- _Short problem A_: Reproduce everything in the t-SNE post below from "However, for t-SNE, I" down to "perplexity in t-SNE?", word for word.

- _Article_:
━━━━━━━━━━
How to determine parameters for t-SNE for reducing dimensions? I am very new to word embeddings. I want to visualize how the documents are looking after learning. I read that t-SNE is the approach to do it. I have 100K documents with 250 dimensions as size of the embedding. There are several packages available as well.
However, for t-SNE, I don't know how many iterations or the value of alpha or the value of perpexility I should keep to learn better.
Are these hyper-parameters or can these be determined by some attributes?
 A: I will cite the FAQ from t-SNE website. 
First for perplexity:

How should I set the perplexity in t-SNE?
The performance of t-SNE is fairly robust under different settings of
  the perplexity. The most appropriate value depends on the density of
  your data. Loosely speaking, one could say that a larger / denser
  dataset requires a larger perplexity. Typical values for the
  perplexity range between 5 and 50.

For all other paremeters I would consider reading this:

How can I asses the quality of the visualizations that t-SNE
  constructed?
━━━━━━━━━━
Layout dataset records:
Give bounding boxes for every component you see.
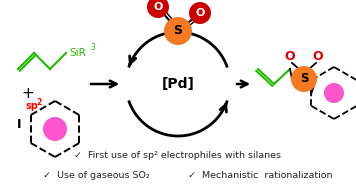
Circle shape: [43, 117, 67, 141]
Circle shape: [291, 66, 317, 92]
Text: 2: 2: [36, 98, 41, 107]
Text: O: O: [313, 50, 323, 64]
Text: 3: 3: [90, 43, 95, 53]
Circle shape: [164, 17, 192, 45]
Text: S: S: [300, 73, 308, 85]
Text: ✓  Mechanistic  rationalization: ✓ Mechanistic rationalization: [188, 170, 332, 180]
Text: ✓  Use of gaseous SO₂: ✓ Use of gaseous SO₂: [43, 170, 150, 180]
Text: S: S: [173, 25, 183, 37]
Text: O: O: [153, 2, 163, 12]
Circle shape: [189, 2, 211, 24]
Text: O: O: [195, 8, 205, 18]
Circle shape: [147, 0, 169, 18]
Text: O: O: [285, 50, 295, 64]
Text: sp: sp: [25, 101, 38, 111]
Text: SiR: SiR: [69, 48, 86, 58]
Circle shape: [324, 83, 344, 103]
Text: +: +: [22, 87, 35, 101]
Text: [Pd]: [Pd]: [162, 77, 194, 91]
Text: ✓  First use of sp² electrophiles with silanes: ✓ First use of sp² electrophiles with si…: [74, 150, 282, 160]
Text: I: I: [17, 119, 21, 132]
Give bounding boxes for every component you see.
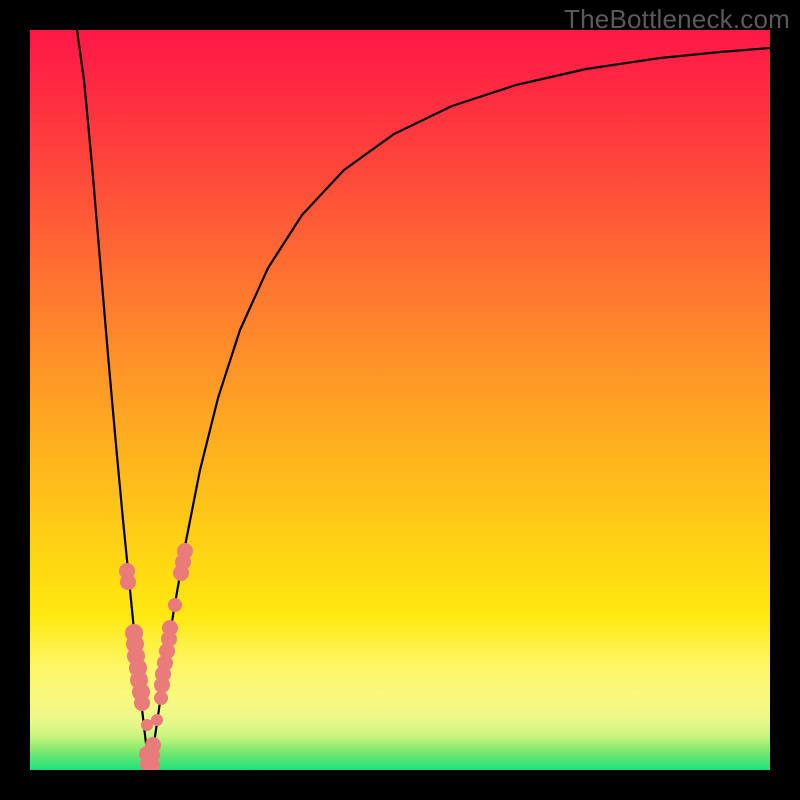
data-marker (154, 691, 168, 705)
chart-root: TheBottleneck.com (0, 0, 800, 800)
data-marker (177, 543, 193, 559)
data-marker (120, 574, 136, 590)
watermark-text: TheBottleneck.com (564, 4, 790, 35)
chart-svg (0, 0, 800, 800)
data-marker (162, 620, 178, 636)
data-marker (134, 695, 150, 711)
data-marker (151, 714, 163, 726)
data-marker (145, 737, 161, 753)
data-marker (168, 598, 182, 612)
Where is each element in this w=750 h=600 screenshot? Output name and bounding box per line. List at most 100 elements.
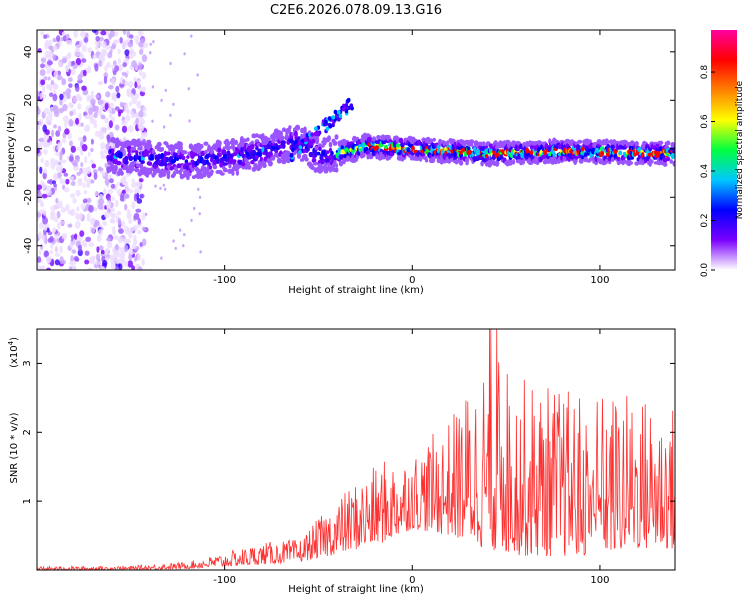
spectral-dot-2072: [445, 140, 450, 147]
spectral-dot-513: [114, 199, 119, 208]
spectral-dot-653: [127, 260, 133, 268]
spectral-dot-944: [106, 134, 111, 141]
spectral-dot-1620: [310, 165, 315, 171]
spectral-dot-538: [38, 118, 44, 126]
spectral-dot-749: [82, 69, 87, 77]
spectral-dot-2909: [315, 130, 319, 135]
spectral-dot-710: [77, 178, 83, 182]
spectral-dot-908: [154, 184, 157, 188]
spectral-dot-1073: [145, 172, 150, 178]
spectral-dot-422: [122, 62, 127, 68]
spectral-dot-1249: [198, 150, 202, 156]
spectral-dot-70: [117, 58, 122, 65]
spectral-dot-934: [152, 40, 155, 44]
colorbar-tick-label-3: 0.6: [700, 114, 710, 129]
spectral-dot-1722: [340, 145, 345, 151]
spectral-dot-2897: [331, 115, 336, 120]
spectral-dot-415: [70, 193, 76, 199]
spectral-dot-1494: [271, 138, 276, 144]
spectral-dot-1136: [164, 156, 169, 163]
spectral-dot-896: [107, 107, 113, 114]
spectral-dot-272: [41, 85, 46, 93]
spectral-dot-2721: [640, 152, 645, 158]
spectral-dot-866: [101, 50, 106, 58]
spectral-dot-849: [142, 106, 147, 112]
spectral-dot-771: [111, 226, 116, 231]
spectral-dot-188: [107, 188, 114, 194]
spectral-dot-1374: [235, 169, 239, 176]
spectral-dot-278: [82, 182, 86, 189]
spectral-dot-1183: [177, 141, 183, 148]
spectral-dot-786: [83, 125, 89, 132]
spectral-dot-2517: [578, 158, 584, 164]
spectral-dot-2547: [588, 157, 592, 163]
spectral-dot-487: [71, 249, 77, 254]
snr-x-label: Height of straight line (km): [288, 584, 424, 595]
spectral-dot-2872: [310, 132, 315, 137]
spectral-dot-828: [124, 203, 128, 211]
spectral-dot-875: [127, 41, 134, 48]
spectral-dot-2514: [577, 139, 583, 144]
spectral-dot-735: [95, 45, 100, 51]
spectral-dot-53: [121, 125, 128, 133]
spectral-dot-456: [47, 60, 53, 66]
spectral-dot-231: [110, 262, 116, 270]
spectral-dot-398: [49, 178, 53, 185]
spectral-dot-2748: [648, 147, 652, 152]
spectral-dot-1529: [282, 143, 286, 149]
spectral-dot-380: [83, 174, 88, 183]
spectral-dot-841: [76, 44, 80, 49]
spectral-dot-493: [123, 244, 129, 253]
spectral-dot-755: [61, 78, 67, 86]
spectral-dot-715: [76, 96, 83, 101]
spectral-dot-2752: [649, 159, 654, 164]
spectral-dot-494: [94, 40, 100, 46]
spectral-dot-670: [79, 167, 83, 175]
spectral-dot-799: [140, 38, 146, 43]
spectral-dot-719: [69, 261, 74, 266]
spectral-dot-700: [121, 119, 128, 126]
spectral-dot-831: [102, 220, 107, 227]
spectral-dot-731: [59, 150, 63, 157]
spectral-dot-167: [94, 130, 101, 137]
spectral-dot-1144: [166, 173, 171, 180]
spectral-dot-264: [118, 263, 123, 270]
spectral-dot-853: [109, 49, 113, 55]
spectral-dot-753: [38, 249, 42, 256]
spectral-dot-1672: [325, 150, 330, 155]
spectral-dot-337: [115, 258, 120, 265]
spectral-dot-1569: [294, 132, 298, 138]
spectral-dot-759: [137, 266, 143, 270]
spectral-dot-874: [97, 108, 103, 116]
spectral-dot-547: [55, 166, 61, 172]
spectral-dot-580: [92, 30, 97, 33]
spectral-dot-540: [99, 126, 106, 135]
spectral-dot-1814: [366, 136, 373, 143]
spectral-dot-36: [141, 258, 145, 267]
colorbar-tick-label-2: 0.4: [700, 164, 710, 179]
spectral-dot-1296: [212, 164, 218, 170]
spectral-dot-2568: [594, 160, 598, 166]
spectral-dot-886: [141, 238, 147, 246]
spectral-dot-1482: [267, 160, 273, 167]
spectral-dot-842: [128, 247, 133, 255]
spectral-dot-939: [149, 51, 152, 55]
spectral-dot-637: [76, 206, 80, 212]
spectral-dot-683: [134, 256, 137, 262]
spectral-dot-2609: [605, 152, 611, 158]
spectral-dot-141: [119, 37, 123, 44]
spectral-dot-589: [62, 57, 67, 64]
spectral-dot-489: [90, 255, 96, 260]
snr-y-scale-exp: 4: [7, 340, 15, 345]
spectral-dot-926: [190, 34, 193, 38]
spectral-dot-850: [37, 142, 43, 149]
spectral-dot-356: [117, 49, 121, 55]
spectral-dot-556: [116, 211, 122, 216]
spectral-dot-1423: [250, 144, 255, 150]
spectral-dot-795: [141, 54, 148, 63]
spectral-dot-989: [119, 171, 124, 176]
spectral-dot-1038: [134, 167, 140, 173]
spectral-dot-1340: [226, 141, 231, 146]
spectral-dot-2028: [432, 137, 436, 142]
spectral-dot-277: [46, 267, 51, 270]
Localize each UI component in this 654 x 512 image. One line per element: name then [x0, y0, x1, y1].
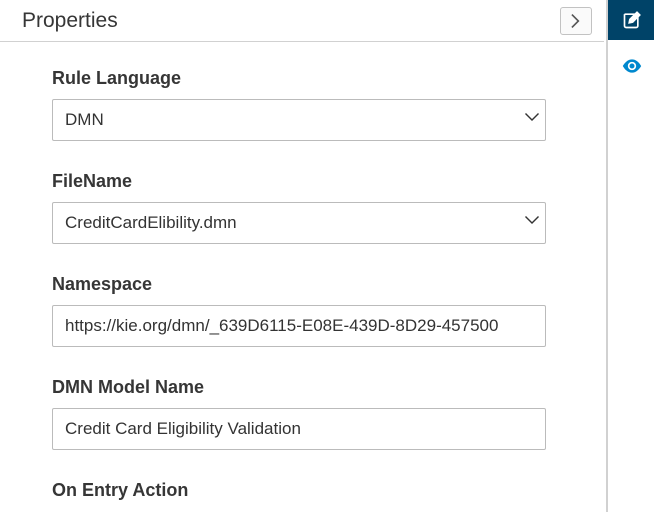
field-filename: FileName — [52, 171, 552, 244]
properties-panel: Properties Rule Language FileName — [0, 0, 604, 512]
field-dmn-model-name: DMN Model Name — [52, 377, 552, 450]
eye-icon — [622, 56, 642, 76]
dmn-model-name-label: DMN Model Name — [52, 377, 552, 398]
right-rail — [606, 0, 654, 512]
panel-title: Properties — [22, 9, 118, 33]
on-entry-action-label: On Entry Action — [52, 480, 552, 501]
field-on-entry-action: On Entry Action — [52, 480, 552, 501]
field-rule-language: Rule Language — [52, 68, 552, 141]
form-body: Rule Language FileName Namespace DMN M — [0, 42, 604, 501]
filename-label: FileName — [52, 171, 552, 192]
chevron-right-icon — [571, 14, 581, 28]
edit-icon — [622, 10, 642, 30]
field-namespace: Namespace — [52, 274, 552, 347]
rule-language-select[interactable] — [52, 99, 546, 141]
rule-language-label: Rule Language — [52, 68, 552, 89]
filename-select[interactable] — [52, 202, 546, 244]
panel-header: Properties — [0, 0, 604, 42]
edit-tab-button[interactable] — [608, 0, 654, 40]
dmn-model-name-input[interactable] — [52, 408, 546, 450]
rule-language-select-wrap — [52, 99, 552, 141]
namespace-label: Namespace — [52, 274, 552, 295]
filename-select-wrap — [52, 202, 552, 244]
namespace-input[interactable] — [52, 305, 546, 347]
collapse-button[interactable] — [560, 7, 592, 35]
view-tab-button[interactable] — [608, 46, 654, 86]
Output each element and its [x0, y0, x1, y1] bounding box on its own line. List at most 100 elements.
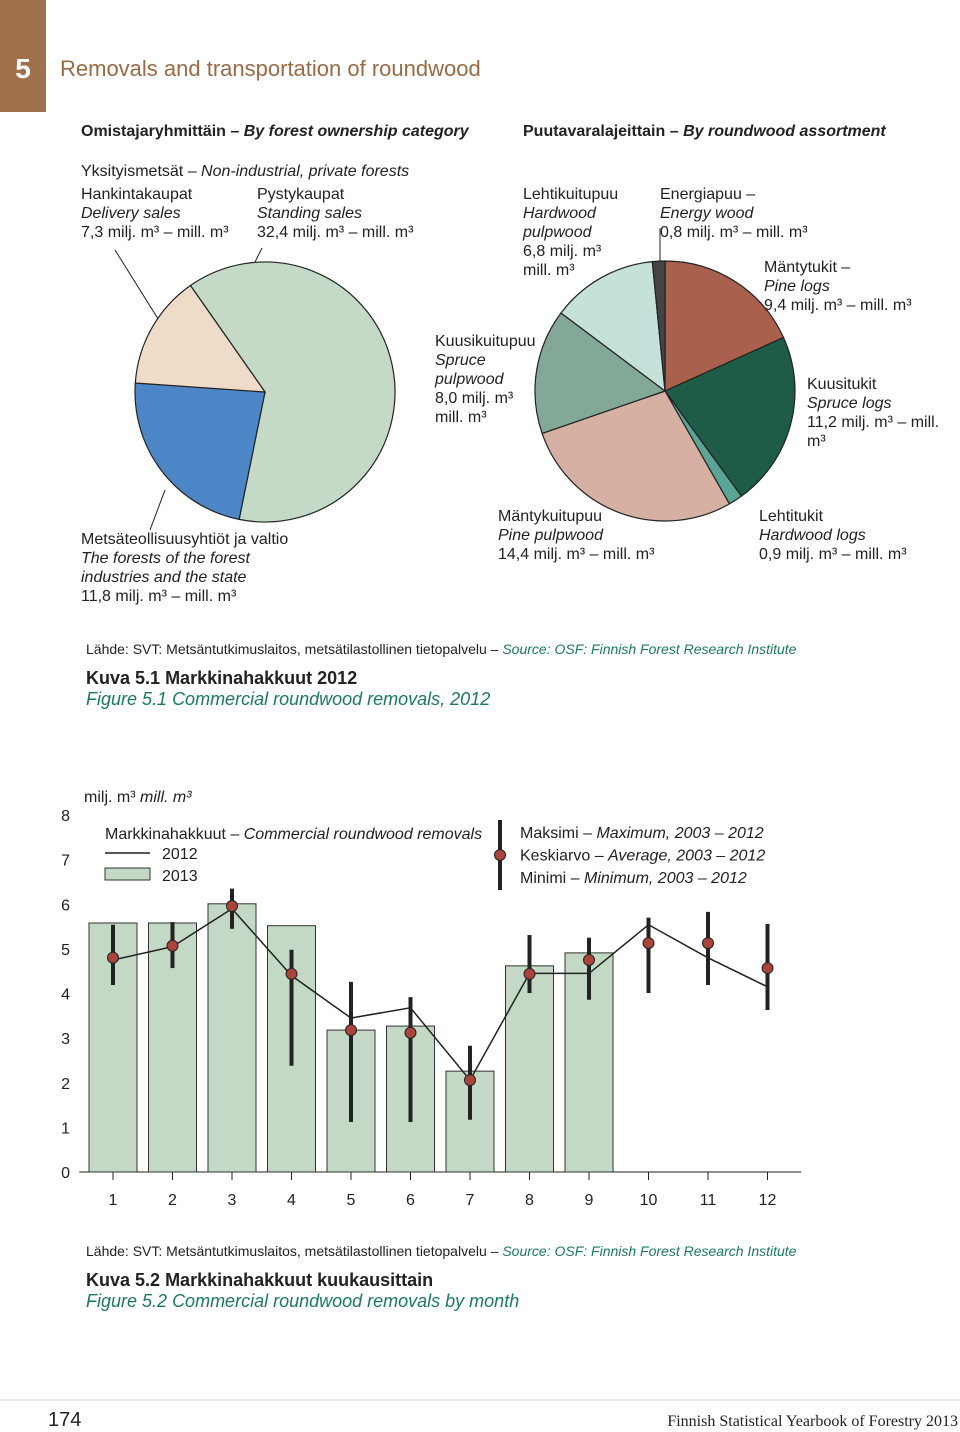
━━━━━━━━━━
- _Short problem B_: Write out the lines of the records above from the one containing "spectral-dot-2072: [445, 140, 450, 147]" down to the one containing "spectral-dot-749: [82, 69, 87, 77]", both included, exactly as they appear and with nothing else.

- _Reply A_:
However, for t-SNE, I don't know how many iterations or the value of alpha or the value of perpexility I should keep to learn better.
Are these hyper-parameters or can these be determined by some attributes?
 A: I will cite the FAQ from t-SNE website. 
First for perplexity:

How should I set the perplexity in t-SNE?

- _Reply B_:
spectral-dot-2072: [445, 140, 450, 147]
spectral-dot-513: [114, 199, 119, 208]
spectral-dot-653: [127, 260, 133, 268]
spectral-dot-944: [106, 134, 111, 141]
spectral-dot-1620: [310, 165, 315, 171]
spectral-dot-538: [38, 118, 44, 126]
spectral-dot-749: [82, 69, 87, 77]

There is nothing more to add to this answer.